STATED TASK ->
How many lines in the entries below include the string "Kraków"? Answer with the number only.

(Collected data entries)
+++

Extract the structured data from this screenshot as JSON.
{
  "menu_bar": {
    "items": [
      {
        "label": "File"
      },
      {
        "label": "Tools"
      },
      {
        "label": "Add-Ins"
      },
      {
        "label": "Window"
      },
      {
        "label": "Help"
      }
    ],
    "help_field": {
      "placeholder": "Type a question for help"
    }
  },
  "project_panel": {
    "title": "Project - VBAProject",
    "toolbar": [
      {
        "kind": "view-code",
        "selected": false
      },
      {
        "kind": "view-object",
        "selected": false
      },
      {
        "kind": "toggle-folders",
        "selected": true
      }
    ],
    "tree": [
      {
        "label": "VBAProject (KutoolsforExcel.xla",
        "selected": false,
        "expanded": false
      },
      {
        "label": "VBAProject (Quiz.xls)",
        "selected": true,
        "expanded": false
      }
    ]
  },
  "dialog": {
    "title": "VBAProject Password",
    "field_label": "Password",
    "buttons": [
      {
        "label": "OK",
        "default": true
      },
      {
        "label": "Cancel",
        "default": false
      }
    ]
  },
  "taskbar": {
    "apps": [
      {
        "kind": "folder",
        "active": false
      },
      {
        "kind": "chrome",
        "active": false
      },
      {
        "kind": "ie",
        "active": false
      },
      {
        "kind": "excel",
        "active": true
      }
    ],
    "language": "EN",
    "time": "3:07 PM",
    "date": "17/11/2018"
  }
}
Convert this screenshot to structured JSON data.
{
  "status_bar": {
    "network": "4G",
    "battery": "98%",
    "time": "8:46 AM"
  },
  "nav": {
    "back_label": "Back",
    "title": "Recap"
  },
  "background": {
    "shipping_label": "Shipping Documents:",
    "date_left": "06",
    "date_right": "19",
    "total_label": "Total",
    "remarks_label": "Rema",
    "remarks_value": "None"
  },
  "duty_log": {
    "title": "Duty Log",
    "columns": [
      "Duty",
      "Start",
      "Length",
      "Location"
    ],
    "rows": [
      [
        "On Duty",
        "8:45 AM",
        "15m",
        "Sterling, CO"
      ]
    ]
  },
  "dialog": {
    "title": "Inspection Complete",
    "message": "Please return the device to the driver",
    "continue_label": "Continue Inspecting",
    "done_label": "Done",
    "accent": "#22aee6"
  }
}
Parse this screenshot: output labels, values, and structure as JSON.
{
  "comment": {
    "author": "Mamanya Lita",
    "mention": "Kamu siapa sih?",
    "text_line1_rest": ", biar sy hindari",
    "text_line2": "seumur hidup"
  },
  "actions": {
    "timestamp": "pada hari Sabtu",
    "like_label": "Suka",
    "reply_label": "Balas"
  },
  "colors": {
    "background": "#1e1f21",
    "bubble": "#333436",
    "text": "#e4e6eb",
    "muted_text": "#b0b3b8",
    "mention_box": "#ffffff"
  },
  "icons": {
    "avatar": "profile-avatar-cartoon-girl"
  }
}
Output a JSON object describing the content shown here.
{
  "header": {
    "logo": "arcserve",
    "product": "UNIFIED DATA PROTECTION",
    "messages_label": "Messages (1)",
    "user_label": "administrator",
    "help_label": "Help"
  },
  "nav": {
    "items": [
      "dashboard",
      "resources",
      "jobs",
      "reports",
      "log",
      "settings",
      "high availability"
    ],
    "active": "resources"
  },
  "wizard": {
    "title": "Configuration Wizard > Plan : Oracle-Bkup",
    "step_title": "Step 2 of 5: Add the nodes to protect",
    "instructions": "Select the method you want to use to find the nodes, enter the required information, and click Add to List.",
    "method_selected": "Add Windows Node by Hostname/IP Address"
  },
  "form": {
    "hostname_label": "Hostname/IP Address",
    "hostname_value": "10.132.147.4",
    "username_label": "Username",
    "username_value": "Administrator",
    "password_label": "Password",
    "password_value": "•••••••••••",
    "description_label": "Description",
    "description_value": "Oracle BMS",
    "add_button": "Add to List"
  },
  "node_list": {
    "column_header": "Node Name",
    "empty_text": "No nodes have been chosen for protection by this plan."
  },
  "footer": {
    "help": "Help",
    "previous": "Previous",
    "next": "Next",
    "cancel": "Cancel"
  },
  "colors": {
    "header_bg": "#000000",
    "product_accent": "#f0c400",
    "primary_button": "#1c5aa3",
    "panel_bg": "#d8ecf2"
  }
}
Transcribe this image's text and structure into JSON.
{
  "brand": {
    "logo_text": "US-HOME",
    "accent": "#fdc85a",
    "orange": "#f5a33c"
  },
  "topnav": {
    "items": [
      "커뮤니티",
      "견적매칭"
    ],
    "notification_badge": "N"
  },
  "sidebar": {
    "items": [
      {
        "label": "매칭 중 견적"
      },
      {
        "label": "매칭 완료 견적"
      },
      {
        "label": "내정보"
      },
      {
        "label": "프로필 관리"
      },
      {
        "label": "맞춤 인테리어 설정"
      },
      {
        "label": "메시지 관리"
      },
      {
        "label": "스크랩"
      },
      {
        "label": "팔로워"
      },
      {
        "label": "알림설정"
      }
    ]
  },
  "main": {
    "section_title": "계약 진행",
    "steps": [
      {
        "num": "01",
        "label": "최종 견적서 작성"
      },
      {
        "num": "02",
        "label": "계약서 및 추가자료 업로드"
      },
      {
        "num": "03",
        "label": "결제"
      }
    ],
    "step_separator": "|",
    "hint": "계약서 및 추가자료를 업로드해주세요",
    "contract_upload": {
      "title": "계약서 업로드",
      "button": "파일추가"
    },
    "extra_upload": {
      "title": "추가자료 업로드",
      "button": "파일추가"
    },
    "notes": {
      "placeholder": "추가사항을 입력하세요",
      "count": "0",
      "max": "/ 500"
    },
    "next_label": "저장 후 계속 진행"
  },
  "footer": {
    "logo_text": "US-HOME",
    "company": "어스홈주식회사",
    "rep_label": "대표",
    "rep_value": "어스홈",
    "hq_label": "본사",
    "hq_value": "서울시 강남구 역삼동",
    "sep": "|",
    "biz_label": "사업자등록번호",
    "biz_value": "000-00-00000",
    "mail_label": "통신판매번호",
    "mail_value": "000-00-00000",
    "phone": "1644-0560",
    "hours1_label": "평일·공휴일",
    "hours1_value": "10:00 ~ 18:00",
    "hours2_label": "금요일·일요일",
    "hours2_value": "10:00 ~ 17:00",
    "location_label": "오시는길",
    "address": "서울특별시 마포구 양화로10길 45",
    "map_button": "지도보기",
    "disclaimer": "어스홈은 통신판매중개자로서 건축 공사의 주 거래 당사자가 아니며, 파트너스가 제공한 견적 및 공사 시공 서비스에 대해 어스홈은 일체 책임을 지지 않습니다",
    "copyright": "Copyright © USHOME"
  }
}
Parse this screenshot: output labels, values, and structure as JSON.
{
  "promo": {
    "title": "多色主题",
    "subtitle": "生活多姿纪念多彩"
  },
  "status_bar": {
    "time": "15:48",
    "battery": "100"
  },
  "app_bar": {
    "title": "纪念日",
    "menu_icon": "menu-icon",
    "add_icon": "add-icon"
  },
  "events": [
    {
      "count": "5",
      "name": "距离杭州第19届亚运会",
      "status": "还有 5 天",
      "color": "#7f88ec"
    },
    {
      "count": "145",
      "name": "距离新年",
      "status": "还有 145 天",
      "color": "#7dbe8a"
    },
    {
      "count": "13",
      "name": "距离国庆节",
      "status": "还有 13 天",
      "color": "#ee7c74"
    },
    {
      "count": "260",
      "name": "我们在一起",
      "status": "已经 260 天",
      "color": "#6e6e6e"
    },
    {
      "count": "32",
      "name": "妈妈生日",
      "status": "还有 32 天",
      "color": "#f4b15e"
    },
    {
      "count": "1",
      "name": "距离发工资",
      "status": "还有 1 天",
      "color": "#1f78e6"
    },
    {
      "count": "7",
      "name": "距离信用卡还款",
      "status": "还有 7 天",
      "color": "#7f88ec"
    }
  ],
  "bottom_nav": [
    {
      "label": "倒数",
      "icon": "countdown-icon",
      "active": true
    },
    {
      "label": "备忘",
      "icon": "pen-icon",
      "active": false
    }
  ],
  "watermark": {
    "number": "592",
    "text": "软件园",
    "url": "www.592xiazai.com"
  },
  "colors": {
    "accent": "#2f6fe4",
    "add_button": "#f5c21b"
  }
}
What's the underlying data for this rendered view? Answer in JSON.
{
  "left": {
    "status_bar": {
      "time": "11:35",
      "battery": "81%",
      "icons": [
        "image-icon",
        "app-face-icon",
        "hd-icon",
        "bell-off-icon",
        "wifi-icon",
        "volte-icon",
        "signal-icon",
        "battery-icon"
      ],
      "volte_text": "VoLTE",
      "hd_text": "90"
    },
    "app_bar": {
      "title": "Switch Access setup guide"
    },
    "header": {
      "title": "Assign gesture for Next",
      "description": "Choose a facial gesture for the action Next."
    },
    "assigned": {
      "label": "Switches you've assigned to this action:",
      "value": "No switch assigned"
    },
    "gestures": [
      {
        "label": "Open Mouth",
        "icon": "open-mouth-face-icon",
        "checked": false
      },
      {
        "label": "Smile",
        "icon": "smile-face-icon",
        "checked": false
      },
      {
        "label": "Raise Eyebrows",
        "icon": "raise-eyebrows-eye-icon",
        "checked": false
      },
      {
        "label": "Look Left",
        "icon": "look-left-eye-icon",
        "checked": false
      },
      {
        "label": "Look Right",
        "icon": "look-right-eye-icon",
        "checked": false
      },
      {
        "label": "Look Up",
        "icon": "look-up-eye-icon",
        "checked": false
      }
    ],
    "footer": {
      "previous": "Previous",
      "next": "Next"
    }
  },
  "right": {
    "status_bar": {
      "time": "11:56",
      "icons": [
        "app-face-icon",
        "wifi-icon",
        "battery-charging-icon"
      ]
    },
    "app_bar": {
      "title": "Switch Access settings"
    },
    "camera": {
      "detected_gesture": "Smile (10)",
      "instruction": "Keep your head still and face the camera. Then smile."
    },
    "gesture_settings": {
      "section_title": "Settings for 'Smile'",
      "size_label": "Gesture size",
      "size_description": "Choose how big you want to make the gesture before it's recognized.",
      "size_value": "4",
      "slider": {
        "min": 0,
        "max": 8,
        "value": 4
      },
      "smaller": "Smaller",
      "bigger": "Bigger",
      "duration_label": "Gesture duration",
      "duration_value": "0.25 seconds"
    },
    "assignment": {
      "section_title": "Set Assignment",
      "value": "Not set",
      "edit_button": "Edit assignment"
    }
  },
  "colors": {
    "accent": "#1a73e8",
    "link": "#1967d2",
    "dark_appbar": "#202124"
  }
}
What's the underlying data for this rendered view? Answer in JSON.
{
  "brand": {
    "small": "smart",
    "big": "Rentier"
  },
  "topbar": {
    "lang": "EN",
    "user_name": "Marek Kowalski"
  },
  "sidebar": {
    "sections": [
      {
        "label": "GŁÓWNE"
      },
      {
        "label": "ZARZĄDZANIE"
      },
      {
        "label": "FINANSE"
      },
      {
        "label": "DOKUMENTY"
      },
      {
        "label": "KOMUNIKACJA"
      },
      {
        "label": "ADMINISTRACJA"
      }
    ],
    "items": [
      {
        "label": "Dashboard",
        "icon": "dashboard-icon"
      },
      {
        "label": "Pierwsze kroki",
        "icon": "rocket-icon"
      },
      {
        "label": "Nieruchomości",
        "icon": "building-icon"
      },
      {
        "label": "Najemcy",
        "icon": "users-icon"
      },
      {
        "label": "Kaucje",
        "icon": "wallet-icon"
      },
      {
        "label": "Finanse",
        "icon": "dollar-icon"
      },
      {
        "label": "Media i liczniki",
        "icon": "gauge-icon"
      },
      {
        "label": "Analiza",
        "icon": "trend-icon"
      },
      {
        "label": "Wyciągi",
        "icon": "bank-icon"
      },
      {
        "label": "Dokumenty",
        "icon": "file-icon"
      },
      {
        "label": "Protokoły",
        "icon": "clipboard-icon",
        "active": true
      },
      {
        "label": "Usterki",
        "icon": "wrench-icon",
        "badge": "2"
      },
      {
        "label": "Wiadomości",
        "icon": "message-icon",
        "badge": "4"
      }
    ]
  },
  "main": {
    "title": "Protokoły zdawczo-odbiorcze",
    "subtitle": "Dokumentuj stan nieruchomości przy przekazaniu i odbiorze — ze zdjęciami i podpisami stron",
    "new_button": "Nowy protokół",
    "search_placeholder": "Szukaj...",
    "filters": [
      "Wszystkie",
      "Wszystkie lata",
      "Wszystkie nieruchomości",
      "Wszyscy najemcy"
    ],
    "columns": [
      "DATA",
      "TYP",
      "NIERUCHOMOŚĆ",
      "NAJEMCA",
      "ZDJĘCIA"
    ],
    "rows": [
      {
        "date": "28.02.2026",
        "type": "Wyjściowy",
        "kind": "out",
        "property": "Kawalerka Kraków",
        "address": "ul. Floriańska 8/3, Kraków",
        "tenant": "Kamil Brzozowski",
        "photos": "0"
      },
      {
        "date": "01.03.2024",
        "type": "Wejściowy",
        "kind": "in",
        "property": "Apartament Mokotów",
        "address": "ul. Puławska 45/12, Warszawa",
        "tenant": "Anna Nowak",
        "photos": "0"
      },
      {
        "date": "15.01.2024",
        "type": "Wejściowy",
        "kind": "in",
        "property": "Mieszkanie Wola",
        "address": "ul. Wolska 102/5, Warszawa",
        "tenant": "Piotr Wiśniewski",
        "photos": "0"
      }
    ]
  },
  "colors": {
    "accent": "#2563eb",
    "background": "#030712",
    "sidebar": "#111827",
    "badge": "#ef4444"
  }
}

+++

SOLUTION BELOW ->
2